▸ REQUEST:
Return all entries precisely as they stand, without the images.

▸ Entries taken from a collection:
···

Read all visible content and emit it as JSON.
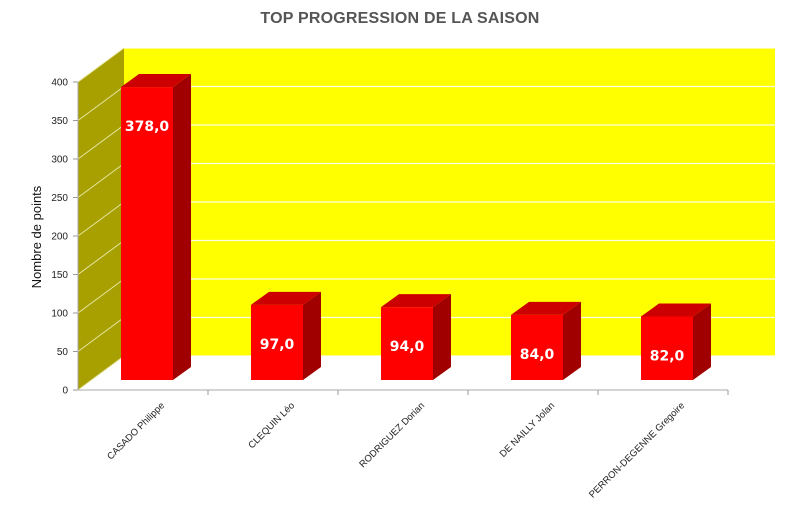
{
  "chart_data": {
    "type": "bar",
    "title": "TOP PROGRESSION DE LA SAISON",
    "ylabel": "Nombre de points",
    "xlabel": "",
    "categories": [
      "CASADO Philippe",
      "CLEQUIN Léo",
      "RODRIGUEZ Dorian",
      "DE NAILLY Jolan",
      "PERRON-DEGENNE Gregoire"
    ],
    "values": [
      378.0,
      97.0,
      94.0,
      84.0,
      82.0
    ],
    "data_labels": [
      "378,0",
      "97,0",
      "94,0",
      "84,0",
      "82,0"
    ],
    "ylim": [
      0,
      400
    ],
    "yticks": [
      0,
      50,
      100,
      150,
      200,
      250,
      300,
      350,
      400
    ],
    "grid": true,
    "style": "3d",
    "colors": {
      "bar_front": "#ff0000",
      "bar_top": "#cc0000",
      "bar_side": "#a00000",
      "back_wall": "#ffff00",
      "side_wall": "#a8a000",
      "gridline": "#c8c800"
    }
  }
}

···

▸ WRITTEN RESPONSE:
Read all visible content and emit it as JSON.
{
  "chart_data": {
    "type": "bar",
    "title": "TOP PROGRESSION DE LA SAISON",
    "ylabel": "Nombre de points",
    "xlabel": "",
    "categories": [
      "CASADO Philippe",
      "CLEQUIN Léo",
      "RODRIGUEZ Dorian",
      "DE NAILLY Jolan",
      "PERRON-DEGENNE Gregoire"
    ],
    "values": [
      378.0,
      97.0,
      94.0,
      84.0,
      82.0
    ],
    "data_labels": [
      "378,0",
      "97,0",
      "94,0",
      "84,0",
      "82,0"
    ],
    "ylim": [
      0,
      400
    ],
    "yticks": [
      0,
      50,
      100,
      150,
      200,
      250,
      300,
      350,
      400
    ],
    "grid": true,
    "style": "3d",
    "colors": {
      "bar_front": "#ff0000",
      "bar_top": "#cc0000",
      "bar_side": "#a00000",
      "back_wall": "#ffff00",
      "side_wall": "#a8a000",
      "gridline": "#c8c800"
    }
  }
}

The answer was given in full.